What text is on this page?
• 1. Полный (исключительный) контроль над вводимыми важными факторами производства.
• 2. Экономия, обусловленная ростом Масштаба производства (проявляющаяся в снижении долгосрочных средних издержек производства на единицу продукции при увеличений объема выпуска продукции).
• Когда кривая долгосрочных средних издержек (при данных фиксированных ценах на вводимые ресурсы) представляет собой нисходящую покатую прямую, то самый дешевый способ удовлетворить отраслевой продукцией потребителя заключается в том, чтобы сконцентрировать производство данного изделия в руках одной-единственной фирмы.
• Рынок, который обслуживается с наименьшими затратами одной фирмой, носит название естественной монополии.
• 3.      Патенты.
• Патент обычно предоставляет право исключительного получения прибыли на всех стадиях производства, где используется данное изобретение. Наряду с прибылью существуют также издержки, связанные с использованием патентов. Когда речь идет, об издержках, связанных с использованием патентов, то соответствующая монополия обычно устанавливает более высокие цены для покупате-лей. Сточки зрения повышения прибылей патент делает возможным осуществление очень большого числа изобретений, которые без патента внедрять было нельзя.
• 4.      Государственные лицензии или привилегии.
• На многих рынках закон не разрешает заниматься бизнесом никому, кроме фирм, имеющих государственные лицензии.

════

_Given problem_
Find every line in the records above that holds the word "долгосрочных", and copy each one.

_Complete output_
• 2. Экономия, обусловленная ростом Масштаба производства (проявляющаяся в снижении долгосрочных средних издержек производства на единицу продукции при увеличений объема выпуска продукции).
• Когда кривая долгосрочных средних издержек (при данных фиксированных ценах на вводимые ресурсы) представляет собой нисходящую покатую прямую, то самый дешевый способ удовлетворить отраслевой продукцией потребителя заключается в том, чтобы сконцентрировать производство данного изделия в руках одной-единственной фирмы.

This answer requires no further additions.